##### DATA ROWS

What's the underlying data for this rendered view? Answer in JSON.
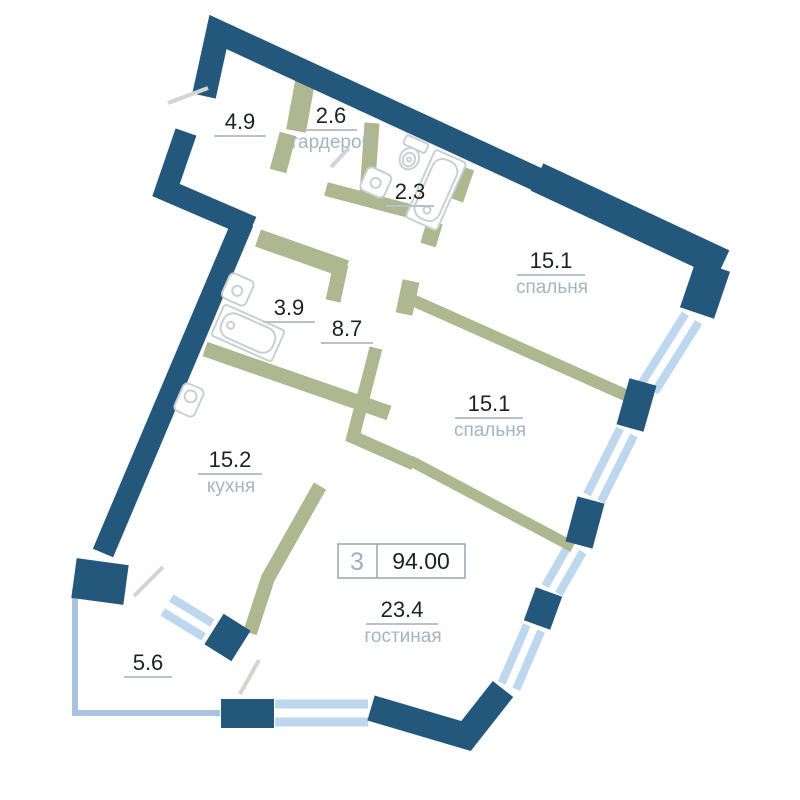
{
  "plan_title": "apartment floor plan",
  "badge": {
    "rooms_count": "3",
    "total_area": "94.00"
  },
  "rooms": [
    {
      "key": "entry-hall",
      "area": "4.9",
      "name": ""
    },
    {
      "key": "wardrobe",
      "area": "2.6",
      "name": "гардероб"
    },
    {
      "key": "wc",
      "area": "2.3",
      "name": ""
    },
    {
      "key": "bedroom-1",
      "area": "15.1",
      "name": "спальня"
    },
    {
      "key": "bathroom",
      "area": "3.9",
      "name": ""
    },
    {
      "key": "hallway",
      "area": "8.7",
      "name": ""
    },
    {
      "key": "bedroom-2",
      "area": "15.1",
      "name": "спальня"
    },
    {
      "key": "kitchen",
      "area": "15.2",
      "name": "кухня"
    },
    {
      "key": "living-room",
      "area": "23.4",
      "name": "гостиная"
    },
    {
      "key": "balcony",
      "area": "5.6",
      "name": ""
    }
  ],
  "fixtures": [
    "toilet",
    "sink",
    "bathtub",
    "sink",
    "bathtub",
    "kitchen-sink"
  ],
  "colors": {
    "wall": "#23587c",
    "partition": "#aeb78f",
    "window": "#bdd7ee",
    "window_gap": "#ffffff",
    "balcony_glazing": "#a7c3e0",
    "area_number": "#1d2126",
    "room_name": "#a6b3c1",
    "underline": "#b9c2ca",
    "badge_border": "#97a5b0",
    "badge_rooms": "#9fb0bf",
    "fixture_outline": "#cbcfd2",
    "door": "#d6d4d2"
  }
}
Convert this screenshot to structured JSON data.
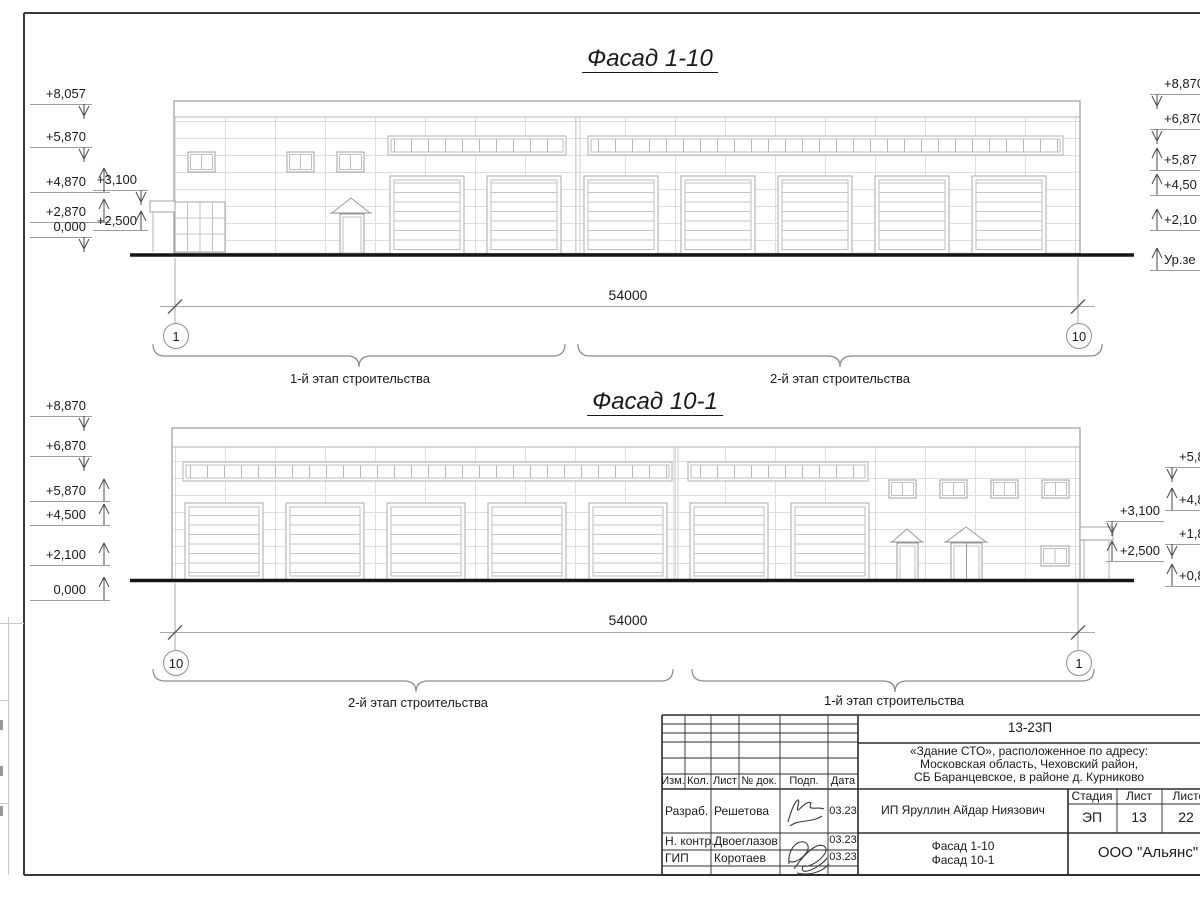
{
  "drawing": {
    "facade_top": {
      "title": "Фасад 1-10",
      "marks_left": [
        "+8,057",
        "+5,870",
        "+4,870",
        "+2,870",
        "0,000"
      ],
      "marks_inner": [
        "+3,100",
        "+2,500"
      ],
      "marks_right": [
        "+8,870",
        "+6,870",
        "+5,87",
        "+4,50",
        "+2,10",
        "Ур.зе"
      ],
      "dimension": "54000",
      "axis_left": "1",
      "axis_right": "10",
      "stage_label_left": "1-й этап строительства",
      "stage_label_right": "2-й этап строительства"
    },
    "facade_bottom": {
      "title": "Фасад 10-1",
      "marks_left": [
        "+8,870",
        "+6,870",
        "+5,870",
        "+4,500",
        "+2,100",
        "0,000"
      ],
      "marks_inner": [
        "+3,100",
        "+2,500"
      ],
      "marks_right": [
        "+5,8",
        "+4,8",
        "+1,8",
        "+0,8"
      ],
      "dimension": "54000",
      "axis_left": "10",
      "axis_right": "1",
      "stage_label_left": "2-й этап строительства",
      "stage_label_right": "1-й этап строительства"
    },
    "title_block": {
      "code": "13-23П",
      "project_line1": "«Здание СТО», расположенное по адресу:",
      "project_line2": "Московская область, Чеховский район,",
      "project_line3": "СБ Баранцевское, в районе д. Курниково",
      "cols": [
        "Изм.",
        "Кол.",
        "Лист",
        "№ док.",
        "Подп.",
        "Дата"
      ],
      "rows": [
        {
          "role": "Разраб.",
          "name": "Решетова",
          "date": "03.23"
        },
        {
          "role": "Н. контр.",
          "name": "Двоеглазов",
          "date": "03.23"
        },
        {
          "role": "ГИП",
          "name": "Коротаев",
          "date": "03.23"
        }
      ],
      "client": "ИП Яруллин Айдар Ниязович",
      "stage_header": "Стадия",
      "sheet_header": "Лист",
      "sheets_header": "Листов",
      "stage": "ЭП",
      "sheet": "13",
      "sheets": "22",
      "sheet_name_line1": "Фасад 1-10",
      "sheet_name_line2": "Фасад 10-1",
      "company": "ООО \"Альянс\""
    }
  }
}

##########

:: EXERCISE DESCRIPTION ::
Write the lines above out again exactly, without any of their pictures.

:: ANSWER FOR THIS EXERCISE ::
What's the underlying data for this rendered view? Answer in JSON.
{
  "plan_title": "apartment floor plan",
  "badge": {
    "rooms_count": "3",
    "total_area": "94.00"
  },
  "rooms": [
    {
      "key": "entry-hall",
      "area": "4.9",
      "name": ""
    },
    {
      "key": "wardrobe",
      "area": "2.6",
      "name": "гардероб"
    },
    {
      "key": "wc",
      "area": "2.3",
      "name": ""
    },
    {
      "key": "bedroom-1",
      "area": "15.1",
      "name": "спальня"
    },
    {
      "key": "bathroom",
      "area": "3.9",
      "name": ""
    },
    {
      "key": "hallway",
      "area": "8.7",
      "name": ""
    },
    {
      "key": "bedroom-2",
      "area": "15.1",
      "name": "спальня"
    },
    {
      "key": "kitchen",
      "area": "15.2",
      "name": "кухня"
    },
    {
      "key": "living-room",
      "area": "23.4",
      "name": "гостиная"
    },
    {
      "key": "balcony",
      "area": "5.6",
      "name": ""
    }
  ],
  "fixtures": [
    "toilet",
    "sink",
    "bathtub",
    "sink",
    "bathtub",
    "kitchen-sink"
  ],
  "colors": {
    "wall": "#23587c",
    "partition": "#aeb78f",
    "window": "#bdd7ee",
    "window_gap": "#ffffff",
    "balcony_glazing": "#a7c3e0",
    "area_number": "#1d2126",
    "room_name": "#a6b3c1",
    "underline": "#b9c2ca",
    "badge_border": "#97a5b0",
    "badge_rooms": "#9fb0bf",
    "fixture_outline": "#cbcfd2",
    "door": "#d6d4d2"
  }
}
Convert this screenshot to structured JSON data.
{
  "drawing": {
    "facade_top": {
      "title": "Фасад 1-10",
      "marks_left": [
        "+8,057",
        "+5,870",
        "+4,870",
        "+2,870",
        "0,000"
      ],
      "marks_inner": [
        "+3,100",
        "+2,500"
      ],
      "marks_right": [
        "+8,870",
        "+6,870",
        "+5,87",
        "+4,50",
        "+2,10",
        "Ур.зе"
      ],
      "dimension": "54000",
      "axis_left": "1",
      "axis_right": "10",
      "stage_label_left": "1-й этап строительства",
      "stage_label_right": "2-й этап строительства"
    },
    "facade_bottom": {
      "title": "Фасад 10-1",
      "marks_left": [
        "+8,870",
        "+6,870",
        "+5,870",
        "+4,500",
        "+2,100",
        "0,000"
      ],
      "marks_inner": [
        "+3,100",
        "+2,500"
      ],
      "marks_right": [
        "+5,8",
        "+4,8",
        "+1,8",
        "+0,8"
      ],
      "dimension": "54000",
      "axis_left": "10",
      "axis_right": "1",
      "stage_label_left": "2-й этап строительства",
      "stage_label_right": "1-й этап строительства"
    },
    "title_block": {
      "code": "13-23П",
      "project_line1": "«Здание СТО», расположенное по адресу:",
      "project_line2": "Московская область, Чеховский район,",
      "project_line3": "СБ Баранцевское, в районе д. Курниково",
      "cols": [
        "Изм.",
        "Кол.",
        "Лист",
        "№ док.",
        "Подп.",
        "Дата"
      ],
      "rows": [
        {
          "role": "Разраб.",
          "name": "Решетова",
          "date": "03.23"
        },
        {
          "role": "Н. контр.",
          "name": "Двоеглазов",
          "date": "03.23"
        },
        {
          "role": "ГИП",
          "name": "Коротаев",
          "date": "03.23"
        }
      ],
      "client": "ИП Яруллин Айдар Ниязович",
      "stage_header": "Стадия",
      "sheet_header": "Лист",
      "sheets_header": "Листов",
      "stage": "ЭП",
      "sheet": "13",
      "sheets": "22",
      "sheet_name_line1": "Фасад 1-10",
      "sheet_name_line2": "Фасад 10-1",
      "company": "ООО \"Альянс\""
    }
  }
}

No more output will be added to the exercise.